---------- Source excerpt ----------
Enough Already

Snow has been a pain in my rear this winter.  In the past five days, we’ve had two missed school days and one late start.  We had to cancel DH’s Christmas party due to icy roads and the internet and cable hibernated on Saturday. 

Enough Already!

Which makes me wonder, do editors and agents feel this way about our deluge of manuscripts? 

Today I checked out the Kidlit blog this morning to refresh the rules for the first chapter contest.  I browsed the comments, trying to size up the competition and saw a few questions that made me wonder just how attentive we writers are to submission guidelines. 

My guess is not very. 

Every once in a while, an agent or editor might be delighted with an unexpected submission.  However, my guess is that more often than not, they get as crabby as a mom with four school age kids after the fifth week in a row of snow days. 

In short, it gets tiresome to field queries that don’t follow basic guidelines.  To review:

  1. Unless you are writing non-fiction or are a super-star, do not query an incomplete manuscript.  Period. 
  2. Do not submit the minute you complete your manuscript.  Manuscripts need rounds of edits and “just finished my first novel” is a sure sign not to sign.
  3. Send only what is asked for.  We are in love with our own writing and want everyone to see it in its entirety.  Quash the urge.  Go to agent or editor websites and find out what they want sent and how they want it to arrive on their desks.  A snail query to e-queries only is a waste of trees and agent patience.
  4. Don’t tout your first place win for the International Society of Poets in your bio.  Everyone owns the plaque and has been invited to spend their money on $60 anthologies of really bad poetry.  If you don’t have writing credits, it’s okay.  There are agents and editors hungry to find the newest best-selling author. 
  5. Likewise, don’t tell them your grandmother loves your manuscript more than her nightly martini.  She’s your grandma (insert at leisure: kids, mom, spouse, best friend, neighbor) and will lie to stay on the Christmas list. 
  6. For the love of all things holy, do not send a picture book to a YA contest or a romance novel to a horror agent.  To do so is to clutter up cyber space and eat up everyone’s time.  It’s like adding six inches of snow to a forty mile an hour wind.  Unless you’re God, don’t do it.
----------
▶ **Set exercise 1**
Transcribe the stretch of the blog post from "In short, it" through "and agent patience.".
The blog post and the records come from unrelated sources.
---------- Listed entries ----------
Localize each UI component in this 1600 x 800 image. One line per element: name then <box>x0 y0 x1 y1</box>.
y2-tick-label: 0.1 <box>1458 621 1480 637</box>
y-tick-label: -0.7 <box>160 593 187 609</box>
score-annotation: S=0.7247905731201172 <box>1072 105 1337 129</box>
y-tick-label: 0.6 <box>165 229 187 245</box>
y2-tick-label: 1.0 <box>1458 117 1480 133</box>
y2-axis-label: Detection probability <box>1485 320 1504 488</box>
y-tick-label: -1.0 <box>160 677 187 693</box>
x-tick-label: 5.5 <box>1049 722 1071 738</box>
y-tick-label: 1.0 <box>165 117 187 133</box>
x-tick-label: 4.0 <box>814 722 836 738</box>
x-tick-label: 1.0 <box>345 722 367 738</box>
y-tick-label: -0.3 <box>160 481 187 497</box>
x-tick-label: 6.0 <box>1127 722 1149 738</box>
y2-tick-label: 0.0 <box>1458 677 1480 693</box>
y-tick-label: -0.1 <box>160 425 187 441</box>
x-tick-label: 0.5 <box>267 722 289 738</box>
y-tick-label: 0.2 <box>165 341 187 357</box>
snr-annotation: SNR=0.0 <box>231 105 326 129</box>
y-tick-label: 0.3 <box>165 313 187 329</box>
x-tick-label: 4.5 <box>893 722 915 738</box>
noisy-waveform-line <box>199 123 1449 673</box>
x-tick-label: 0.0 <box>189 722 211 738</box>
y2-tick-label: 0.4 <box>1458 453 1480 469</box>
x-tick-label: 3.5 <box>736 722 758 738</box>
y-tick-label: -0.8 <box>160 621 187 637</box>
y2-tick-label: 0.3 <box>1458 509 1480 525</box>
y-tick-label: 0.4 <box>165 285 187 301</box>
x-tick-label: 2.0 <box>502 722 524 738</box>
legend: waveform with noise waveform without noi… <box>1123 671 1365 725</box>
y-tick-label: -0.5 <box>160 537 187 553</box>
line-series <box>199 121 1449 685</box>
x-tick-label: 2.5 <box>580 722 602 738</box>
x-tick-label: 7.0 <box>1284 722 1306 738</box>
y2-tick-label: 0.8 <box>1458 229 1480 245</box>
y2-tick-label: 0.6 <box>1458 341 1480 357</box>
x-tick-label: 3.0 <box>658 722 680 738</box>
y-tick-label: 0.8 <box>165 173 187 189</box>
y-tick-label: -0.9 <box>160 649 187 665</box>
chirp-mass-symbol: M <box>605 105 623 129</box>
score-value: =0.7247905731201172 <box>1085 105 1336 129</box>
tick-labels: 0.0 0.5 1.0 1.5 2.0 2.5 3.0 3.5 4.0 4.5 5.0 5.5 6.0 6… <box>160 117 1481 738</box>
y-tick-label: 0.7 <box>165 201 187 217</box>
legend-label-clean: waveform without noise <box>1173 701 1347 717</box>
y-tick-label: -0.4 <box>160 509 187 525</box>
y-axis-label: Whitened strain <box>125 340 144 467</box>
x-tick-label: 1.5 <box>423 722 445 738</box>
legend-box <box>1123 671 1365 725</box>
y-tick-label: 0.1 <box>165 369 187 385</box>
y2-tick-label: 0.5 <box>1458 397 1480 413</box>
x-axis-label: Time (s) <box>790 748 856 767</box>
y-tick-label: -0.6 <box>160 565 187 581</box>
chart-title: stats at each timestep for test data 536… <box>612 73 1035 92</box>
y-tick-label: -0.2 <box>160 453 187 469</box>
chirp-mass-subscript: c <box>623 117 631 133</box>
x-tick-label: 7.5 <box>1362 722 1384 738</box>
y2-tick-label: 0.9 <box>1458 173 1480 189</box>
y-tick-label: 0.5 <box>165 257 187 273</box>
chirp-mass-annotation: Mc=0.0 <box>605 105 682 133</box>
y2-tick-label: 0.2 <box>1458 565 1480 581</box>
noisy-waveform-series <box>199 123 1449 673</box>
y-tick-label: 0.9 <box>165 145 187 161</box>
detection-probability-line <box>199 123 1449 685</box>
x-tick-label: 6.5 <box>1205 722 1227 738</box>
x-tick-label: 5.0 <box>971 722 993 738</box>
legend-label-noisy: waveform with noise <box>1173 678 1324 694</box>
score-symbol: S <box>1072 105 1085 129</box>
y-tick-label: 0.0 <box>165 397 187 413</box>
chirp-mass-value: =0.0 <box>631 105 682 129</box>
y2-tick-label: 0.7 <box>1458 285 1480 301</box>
----------
▶ **Set exercise 2**
Format the stretch of the records from their first line through the line containing "y-tick-label: 0.3 <box>165 313 187 329</box>" as a JSON list of strings, one string per line and no blank lines.

▶ **Exercise result 1**
In short, it gets tiresome to field queries that don’t follow basic guidelines.  To review:

  1. Unless you are writing non-fiction or are a super-star, do not query an incomplete manuscript.  Period. 
  2. Do not submit the minute you complete your manuscript.  Manuscripts need rounds of edits and “just finished my first novel” is a sure sign not to sign.
  3. Send only what is asked for.  We are in love with our own writing and want everyone to see it in its entirety.  Quash the urge.  Go to agent or editor websites and find out what they want sent and how they want it to arrive on their desks.  A snail query to e-queries only is a waste of trees and agent patience.

▶ **Exercise result 2**
[
  "Localize each UI component in this 1600 x 800 image. One line per element: name then <box>x0 y0 x1 y1</box>.",
  "y2-tick-label: 0.1 <box>1458 621 1480 637</box>",
  "y-tick-label: -0.7 <box>160 593 187 609</box>",
  "score-annotation: S=0.7247905731201172 <box>1072 105 1337 129</box>",
  "y-tick-label: 0.6 <box>165 229 187 245</box>",
  "y2-tick-label: 1.0 <box>1458 117 1480 133</box>",
  "y2-axis-label: Detection probability <box>1485 320 1504 488</box>",
  "y-tick-label: -1.0 <box>160 677 187 693</box>",
  "x-tick-label: 5.5 <box>1049 722 1071 738</box>",
  "y-tick-label: 1.0 <box>165 117 187 133</box>",
  "x-tick-label: 4.0 <box>814 722 836 738</box>",
  "x-tick-label: 1.0 <box>345 722 367 738</box>",
  "y-tick-label: -0.3 <box>160 481 187 497</box>",
  "x-tick-label: 6.0 <box>1127 722 1149 738</box>",
  "y2-tick-label: 0.0 <box>1458 677 1480 693</box>",
  "y-tick-label: -0.1 <box>160 425 187 441</box>",
  "x-tick-label: 0.5 <box>267 722 289 738</box>",
  "y-tick-label: 0.2 <box>165 341 187 357</box>",
  "snr-annotation: SNR=0.0 <box>231 105 326 129</box>",
  "y-tick-label: 0.3 <box>165 313 187 329</box>"
]